### WHAT YOU HAVE TO DO
The expected answer is the full listing, repeated exactly and free of images.

### PROVIDED MATERIAL
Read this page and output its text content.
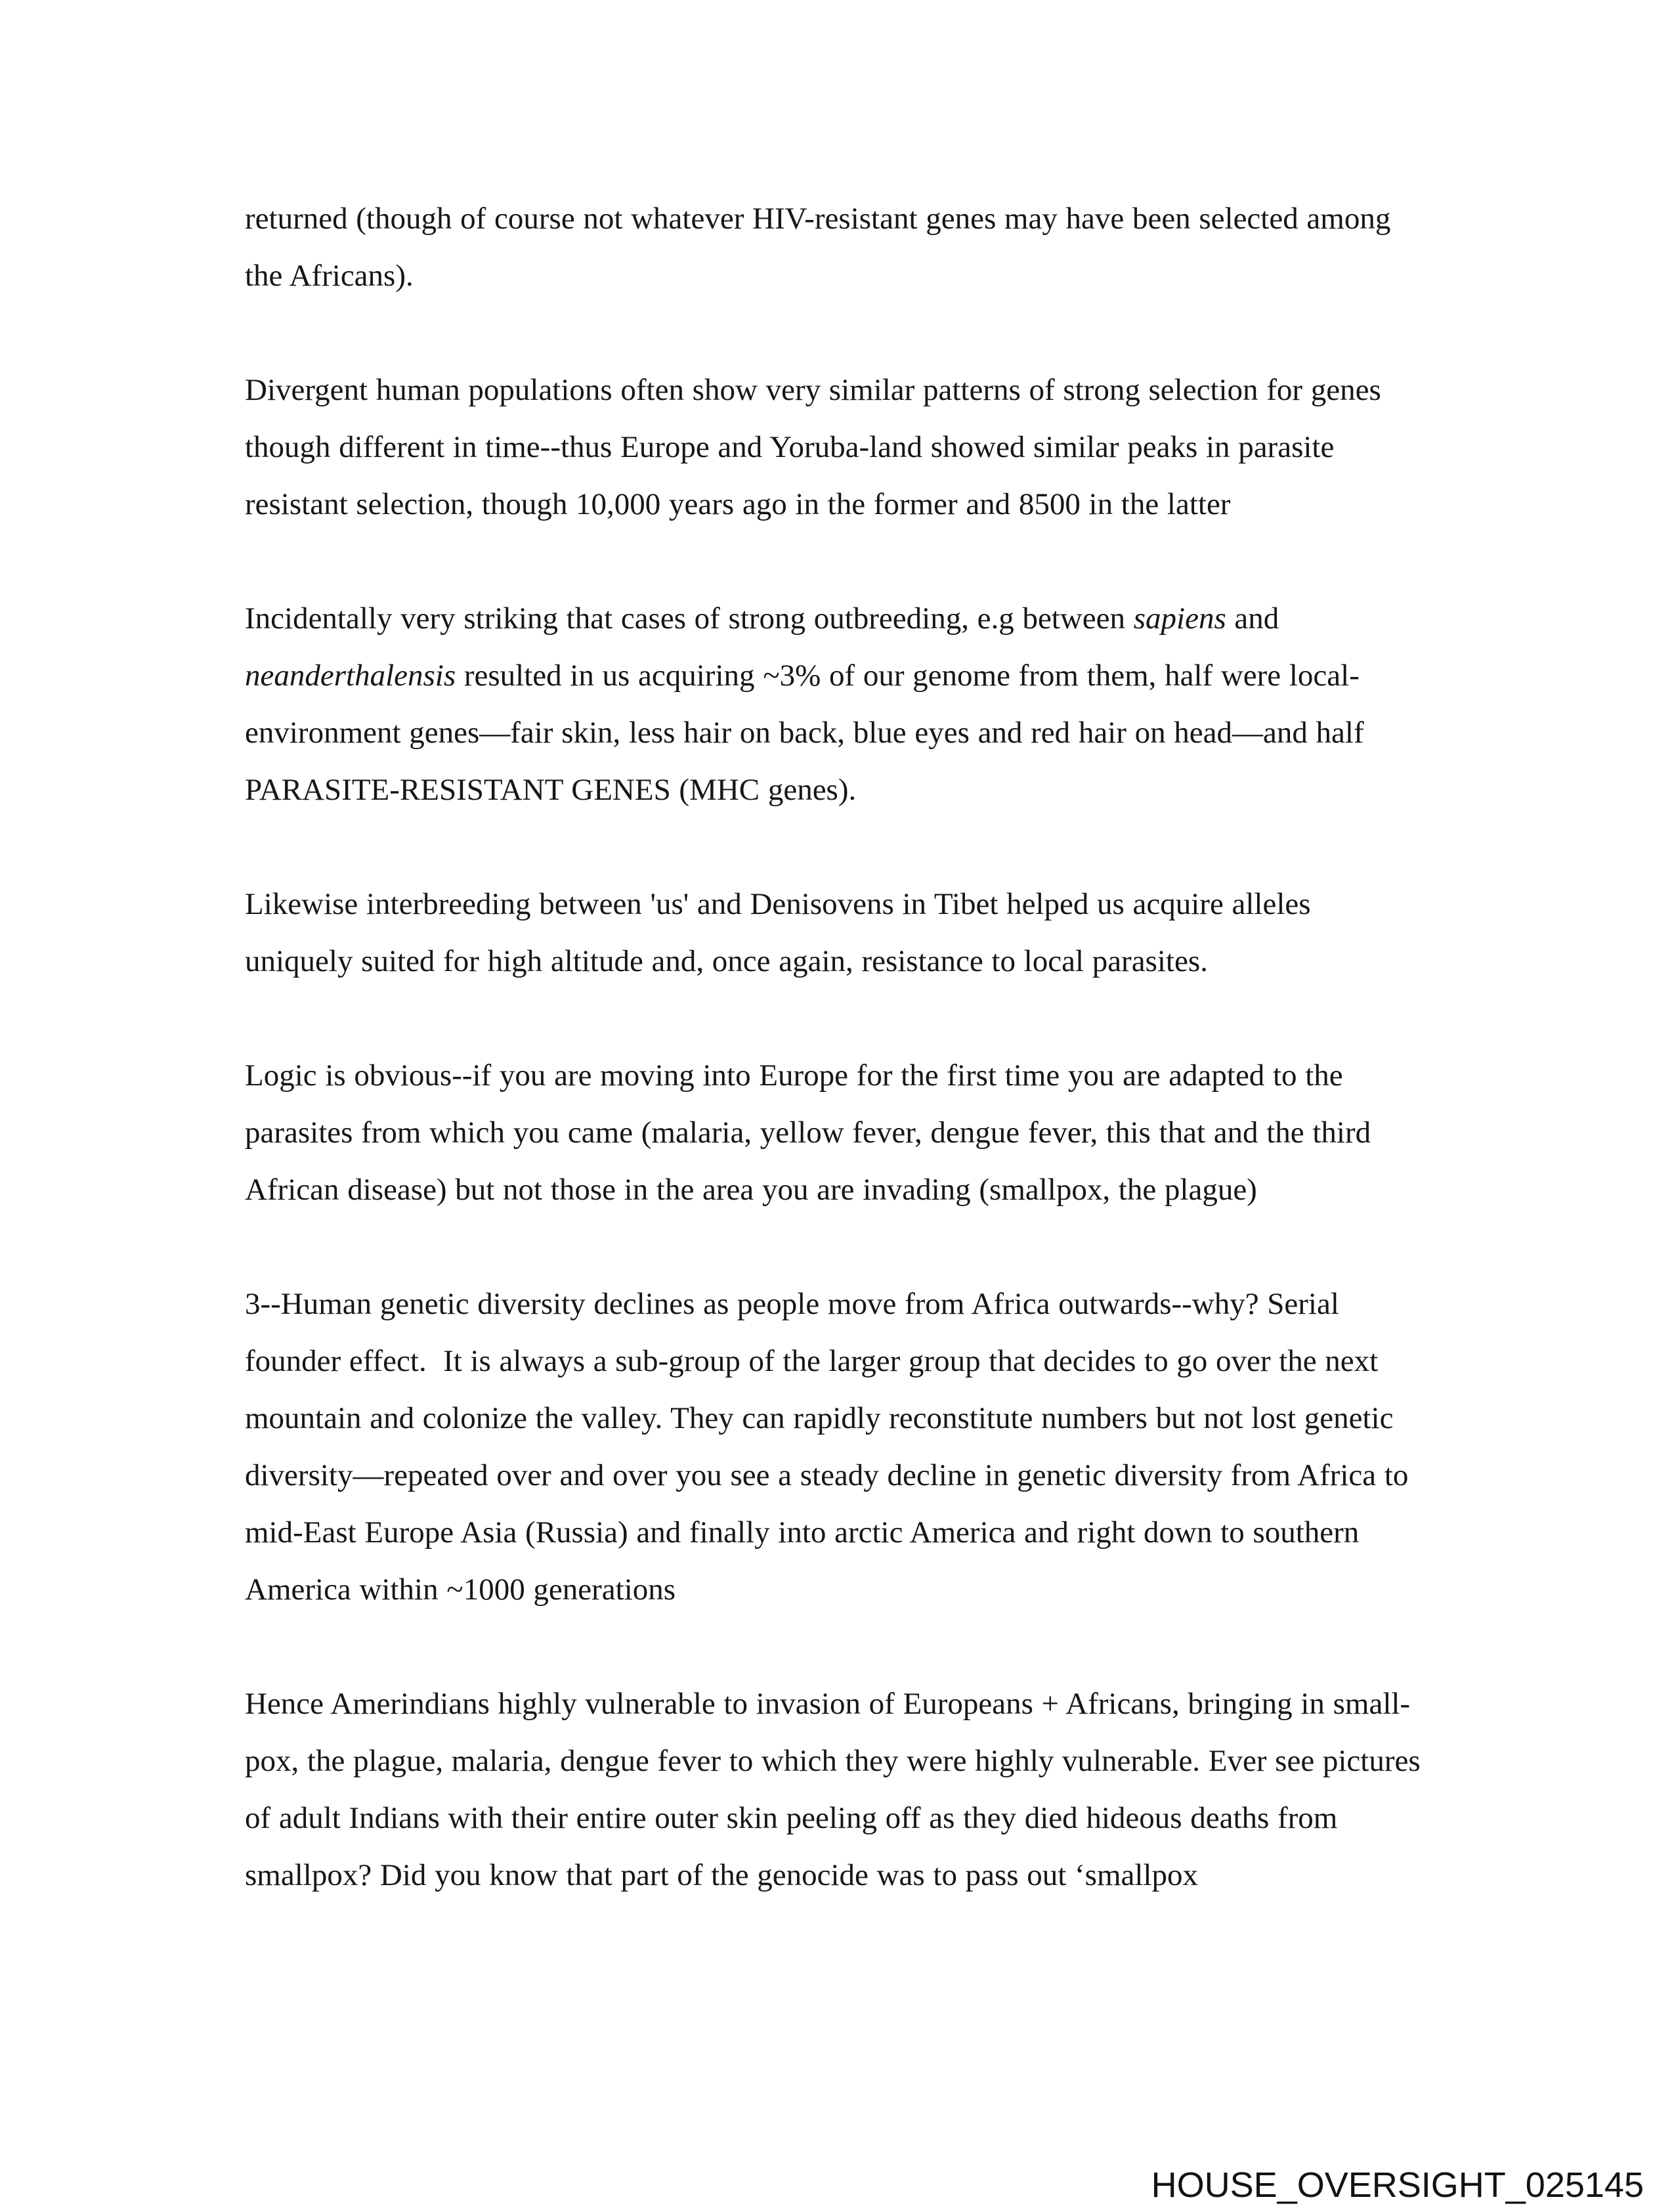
returned (though of course not whatever HIV-resistant genes may have been selected among the Africans).

Divergent human populations often show very similar patterns of strong selection for genes though different in time--thus Europe and Yoruba-land showed similar peaks in parasite resistant selection, though 10,000 years ago in the former and 8500 in the latter

Incidentally very striking that cases of strong outbreeding, e.g between sapiens and neanderthalensis resulted in us acquiring ~3% of our genome from them, half were local-environment genes—fair skin, less hair on back, blue eyes and red hair on head—and half PARASITE-RESISTANT GENES (MHC genes).

Likewise interbreeding between 'us' and Denisovens in Tibet helped us acquire alleles uniquely suited for high altitude and, once again, resistance to local parasites.

Logic is obvious--if you are moving into Europe for the first time you are adapted to the parasites from which you came (malaria, yellow fever, dengue fever, this that and the third African disease) but not those in the area you are invading (smallpox, the plague)

3--Human genetic diversity declines as people move from Africa outwards--why? Serial founder effect.  It is always a sub-group of the larger group that decides to go over the next mountain and colonize the valley. They can rapidly reconstitute numbers but not lost genetic diversity—repeated over and over you see a steady decline in genetic diversity from Africa to mid-East Europe Asia (Russia) and finally into arctic America and right down to southern America within ~1000 generations

Hence Amerindians highly vulnerable to invasion of Europeans + Africans, bringing in small-pox, the plague, malaria, dengue fever to which they were highly vulnerable. Ever see pictures of adult Indians with their entire outer skin peeling off as they died hideous deaths from smallpox? Did you know that part of the genocide was to pass out ‘smallpox

HOUSE_OVERSIGHT_025145
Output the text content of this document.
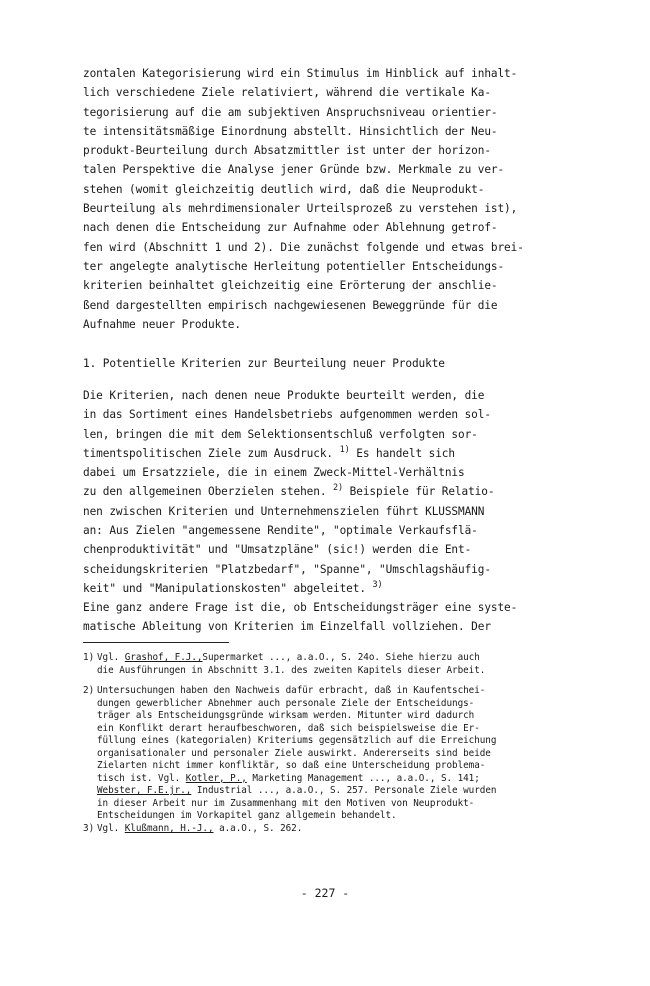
zontalen Kategorisierung wird ein Stimulus im Hinblick auf inhalt-
lich verschiedene Ziele relativiert, während die vertikale Ka-
tegorisierung auf die am subjektiven Anspruchsniveau orientier-
te intensitätsmäßige Einordnung abstellt. Hinsichtlich der Neu-
produkt-Beurteilung durch Absatzmittler ist unter der horizon-
talen Perspektive die Analyse jener Gründe bzw. Merkmale zu ver-
stehen (womit gleichzeitig deutlich wird, daß die Neuprodukt-
Beurteilung als mehrdimensionaler Urteilsprozeß zu verstehen ist),
nach denen die Entscheidung zur Aufnahme oder Ablehnung getrof-
fen wird (Abschnitt 1 und 2). Die zunächst folgende und etwas brei-
ter angelegte analytische Herleitung potentieller Entscheidungs-
kriterien beinhaltet gleichzeitig eine Erörterung der anschlie-
ßend dargestellten empirisch nachgewiesenen Beweggründe für die
Aufnahme neuer Produkte.
1. Potentielle Kriterien zur Beurteilung neuer Produkte
Die Kriterien, nach denen neue Produkte beurteilt werden, die
in das Sortiment eines Handelsbetriebs aufgenommen werden sol-
len, bringen die mit dem Selektionsentschluß verfolgten sor-
timentspolitischen Ziele zum Ausdruck. $^{1)}$ Es handelt sich
dabei um Ersatzziele, die in einem Zweck-Mittel-Verhältnis
zu den allgemeinen Oberzielen stehen. $^{2)}$ Beispiele für Relatio-
nen zwischen Kriterien und Unternehmenszielen führt KLUSSMANN
an: Aus Zielen "angemessene Rendite", "optimale Verkaufsflä-
chenproduktivität" und "Umsatzpläne" (sic!) werden die Ent-
scheidungskriterien "Platzbedarf", "Spanne", "Umschlagshäufig-
keit" und "Manipulationskosten" abgeleitet. $^{3)}$
Eine ganz andere Frage ist die, ob Entscheidungsträger eine syste-
matische Ableitung von Kriterien im Einzelfall vollziehen. Der
1) Vgl. Grashof, F.J.,Supermarket ..., a.a.O., S. 24o. Siehe hierzu auch
die Ausführungen in Abschnitt 3.1. des zweiten Kapitels dieser Arbeit.
2) Untersuchungen haben den Nachweis dafür erbracht, daß in Kaufentschei-
dungen gewerblicher Abnehmer auch personale Ziele der Entscheidungs-
träger als Entscheidungsgründe wirksam werden. Mitunter wird dadurch
ein Konflikt derart heraufbeschworen, daß sich beispielsweise die Er-
füllung eines (kategorialen) Kriteriums gegensätzlich auf die Erreichung
organisationaler und personaler Ziele auswirkt. Andererseits sind beide
Zielarten nicht immer konfliktär, so daß eine Unterscheidung problema-
tisch ist. Vgl. Kotler, P., Marketing Management ..., a.a.O., S. 141;
Webster, F.E.jr., Industrial ..., a.a.O., S. 257. Personale Ziele wurden
in dieser Arbeit nur im Zusammenhang mit den Motiven von Neuprodukt-
Entscheidungen im Vorkapitel ganz allgemein behandelt.
3) Vgl. Klußmann, H.-J., a.a.O., S. 262.
- 227 -
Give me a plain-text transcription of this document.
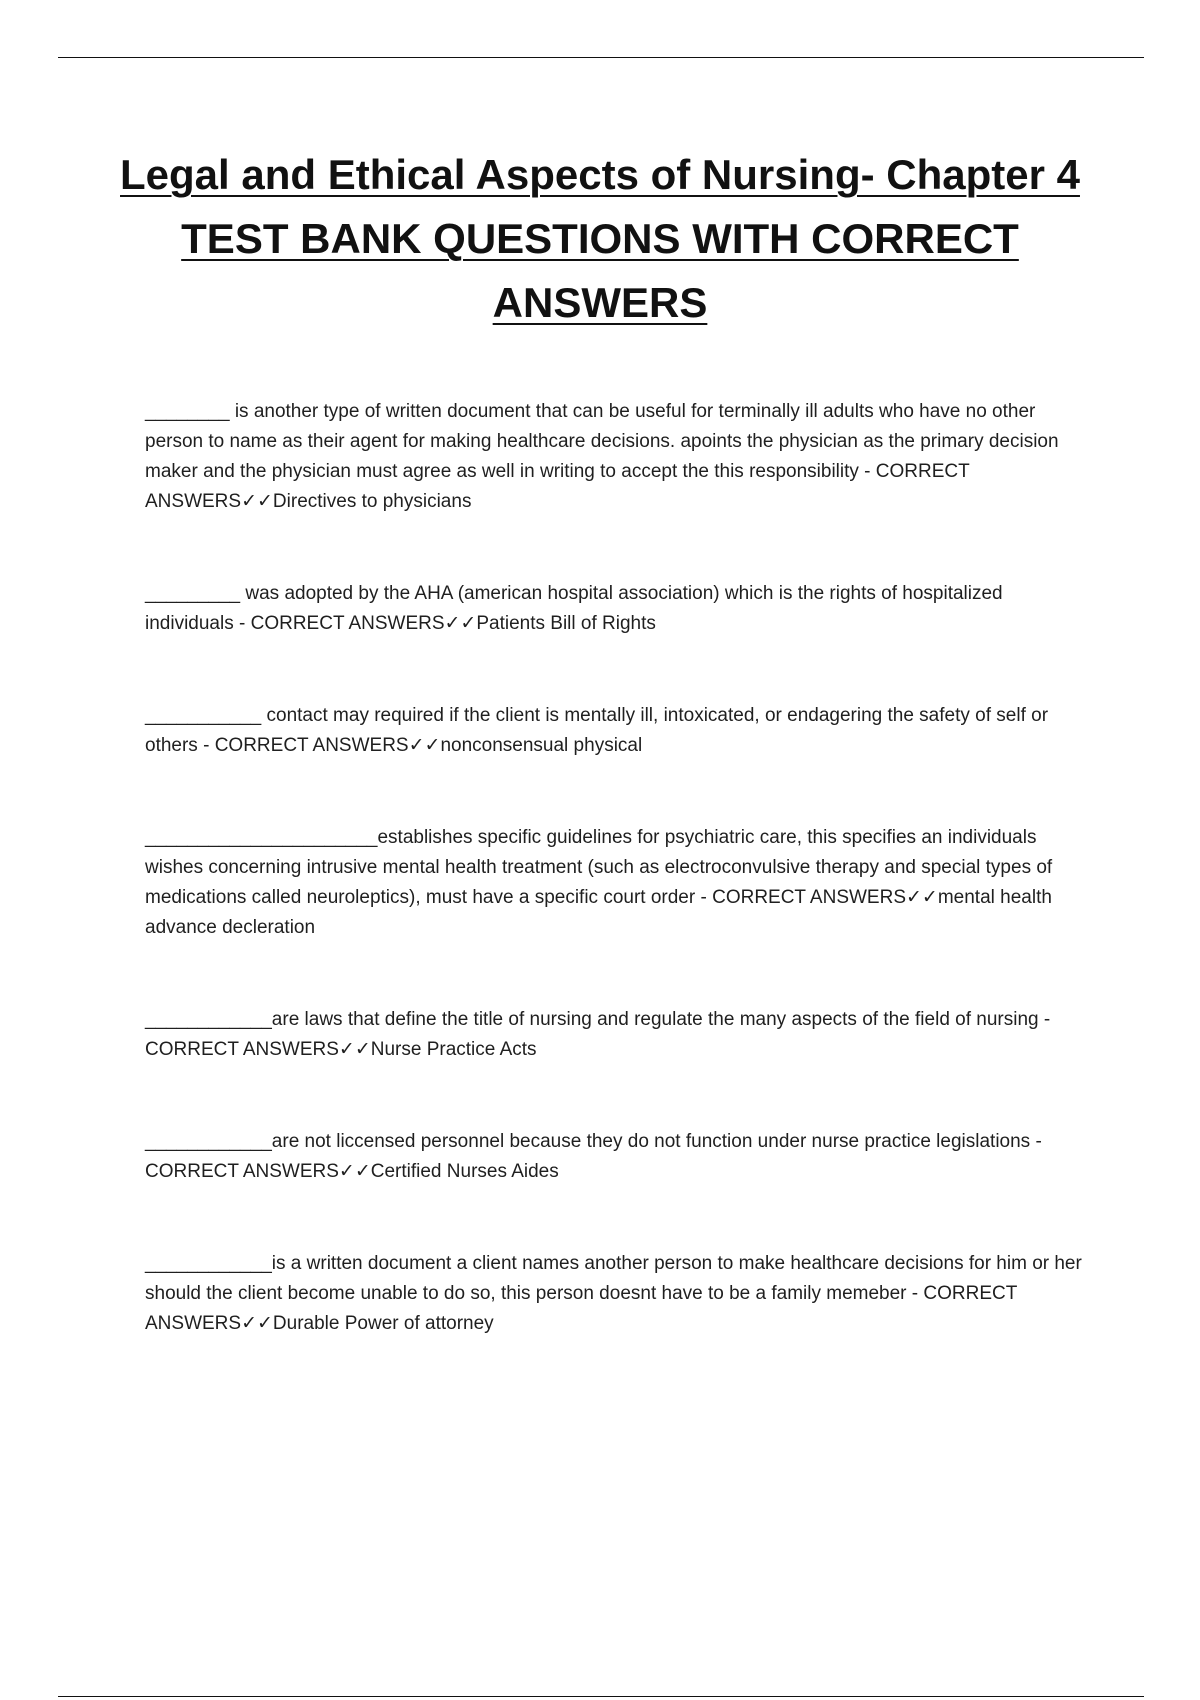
Legal and Ethical Aspects of Nursing- Chapter 4
TEST BANK QUESTIONS WITH CORRECT
ANSWERS

________ is another type of written document that can be useful for terminally ill adults who have no other person to name as their agent for making healthcare decisions. apoints the physician as the primary decision maker and the physician must agree as well in writing to accept the this responsibility - CORRECT ANSWERS✓✓Directives to physicians

_________ was adopted by the AHA (american hospital association) which is the rights of hospitalized individuals - CORRECT ANSWERS✓✓Patients Bill of Rights

___________ contact may required if the client is mentally ill, intoxicated, or endagering the safety of self or others - CORRECT ANSWERS✓✓nonconsensual physical

______________________establishes specific guidelines for psychiatric care, this specifies an individuals wishes concerning intrusive mental health treatment (such as electroconvulsive therapy and special types of medications called neuroleptics), must have a specific court order - CORRECT ANSWERS✓✓mental health advance decleration

____________are laws that define the title of nursing and regulate the many aspects of the field of nursing - CORRECT ANSWERS✓✓Nurse Practice Acts

____________are not liccensed personnel because they do not function under nurse practice legislations - CORRECT ANSWERS✓✓Certified Nurses Aides

____________is a written document a client names another person to make healthcare decisions for him or her should the client become unable to do so, this person doesnt have to be a family memeber - CORRECT ANSWERS✓✓Durable Power of attorney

### ANSWER TO THE PROBLEM
Read this page and output its text content.
returned (though of course not whatever HIV-resistant genes may have been selected among the Africans).

Divergent human populations often show very similar patterns of strong selection for genes though different in time--thus Europe and Yoruba-land showed similar peaks in parasite resistant selection, though 10,000 years ago in the former and 8500 in the latter

Incidentally very striking that cases of strong outbreeding, e.g between sapiens and neanderthalensis resulted in us acquiring ~3% of our genome from them, half were local-environment genes—fair skin, less hair on back, blue eyes and red hair on head—and half PARASITE-RESISTANT GENES (MHC genes).

Likewise interbreeding between 'us' and Denisovens in Tibet helped us acquire alleles uniquely suited for high altitude and, once again, resistance to local parasites.

Logic is obvious--if you are moving into Europe for the first time you are adapted to the parasites from which you came (malaria, yellow fever, dengue fever, this that and the third African disease) but not those in the area you are invading (smallpox, the plague)

3--Human genetic diversity declines as people move from Africa outwards--why? Serial founder effect.  It is always a sub-group of the larger group that decides to go over the next mountain and colonize the valley. They can rapidly reconstitute numbers but not lost genetic diversity—repeated over and over you see a steady decline in genetic diversity from Africa to mid-East Europe Asia (Russia) and finally into arctic America and right down to southern America within ~1000 generations

Hence Amerindians highly vulnerable to invasion of Europeans + Africans, bringing in small-pox, the plague, malaria, dengue fever to which they were highly vulnerable. Ever see pictures of adult Indians with their entire outer skin peeling off as they died hideous deaths from smallpox? Did you know that part of the genocide was to pass out ‘smallpox

HOUSE_OVERSIGHT_025145
Output the text content of this document.
zontalen Kategorisierung wird ein Stimulus im Hinblick auf inhalt-
lich verschiedene Ziele relativiert, während die vertikale Ka-
tegorisierung auf die am subjektiven Anspruchsniveau orientier-
te intensitätsmäßige Einordnung abstellt. Hinsichtlich der Neu-
produkt-Beurteilung durch Absatzmittler ist unter der horizon-
talen Perspektive die Analyse jener Gründe bzw. Merkmale zu ver-
stehen (womit gleichzeitig deutlich wird, daß die Neuprodukt-
Beurteilung als mehrdimensionaler Urteilsprozeß zu verstehen ist),
nach denen die Entscheidung zur Aufnahme oder Ablehnung getrof-
fen wird (Abschnitt 1 und 2). Die zunächst folgende und etwas brei-
ter angelegte analytische Herleitung potentieller Entscheidungs-
kriterien beinhaltet gleichzeitig eine Erörterung der anschlie-
ßend dargestellten empirisch nachgewiesenen Beweggründe für die
Aufnahme neuer Produkte.
1. Potentielle Kriterien zur Beurteilung neuer Produkte
Die Kriterien, nach denen neue Produkte beurteilt werden, die
in das Sortiment eines Handelsbetriebs aufgenommen werden sol-
len, bringen die mit dem Selektionsentschluß verfolgten sor-
timentspolitischen Ziele zum Ausdruck. $^{1)}$ Es handelt sich
dabei um Ersatzziele, die in einem Zweck-Mittel-Verhältnis
zu den allgemeinen Oberzielen stehen. $^{2)}$ Beispiele für Relatio-
nen zwischen Kriterien und Unternehmenszielen führt KLUSSMANN
an: Aus Zielen "angemessene Rendite", "optimale Verkaufsflä-
chenproduktivität" und "Umsatzpläne" (sic!) werden die Ent-
scheidungskriterien "Platzbedarf", "Spanne", "Umschlagshäufig-
keit" und "Manipulationskosten" abgeleitet. $^{3)}$
Eine ganz andere Frage ist die, ob Entscheidungsträger eine syste-
matische Ableitung von Kriterien im Einzelfall vollziehen. Der
1) Vgl. Grashof, F.J.,Supermarket ..., a.a.O., S. 24o. Siehe hierzu auch
die Ausführungen in Abschnitt 3.1. des zweiten Kapitels dieser Arbeit.
2) Untersuchungen haben den Nachweis dafür erbracht, daß in Kaufentschei-
dungen gewerblicher Abnehmer auch personale Ziele der Entscheidungs-
träger als Entscheidungsgründe wirksam werden. Mitunter wird dadurch
ein Konflikt derart heraufbeschworen, daß sich beispielsweise die Er-
füllung eines (kategorialen) Kriteriums gegensätzlich auf die Erreichung
organisationaler und personaler Ziele auswirkt. Andererseits sind beide
Zielarten nicht immer konfliktär, so daß eine Unterscheidung problema-
tisch ist. Vgl. Kotler, P., Marketing Management ..., a.a.O., S. 141;
Webster, F.E.jr., Industrial ..., a.a.O., S. 257. Personale Ziele wurden
in dieser Arbeit nur im Zusammenhang mit den Motiven von Neuprodukt-
Entscheidungen im Vorkapitel ganz allgemein behandelt.
3) Vgl. Klußmann, H.-J., a.a.O., S. 262.
- 227 -
Give me a plain-text transcription of this document.
Legal and Ethical Aspects of Nursing- Chapter 4
TEST BANK QUESTIONS WITH CORRECT
ANSWERS

________ is another type of written document that can be useful for terminally ill adults who have no other person to name as their agent for making healthcare decisions. apoints the physician as the primary decision maker and the physician must agree as well in writing to accept the this responsibility - CORRECT ANSWERS✓✓Directives to physicians

_________ was adopted by the AHA (american hospital association) which is the rights of hospitalized individuals - CORRECT ANSWERS✓✓Patients Bill of Rights

___________ contact may required if the client is mentally ill, intoxicated, or endagering the safety of self or others - CORRECT ANSWERS✓✓nonconsensual physical

______________________establishes specific guidelines for psychiatric care, this specifies an individuals wishes concerning intrusive mental health treatment (such as electroconvulsive therapy and special types of medications called neuroleptics), must have a specific court order - CORRECT ANSWERS✓✓mental health advance decleration

____________are laws that define the title of nursing and regulate the many aspects of the field of nursing - CORRECT ANSWERS✓✓Nurse Practice Acts

____________are not liccensed personnel because they do not function under nurse practice legislations - CORRECT ANSWERS✓✓Certified Nurses Aides

____________is a written document a client names another person to make healthcare decisions for him or her should the client become unable to do so, this person doesnt have to be a family memeber - CORRECT ANSWERS✓✓Durable Power of attorney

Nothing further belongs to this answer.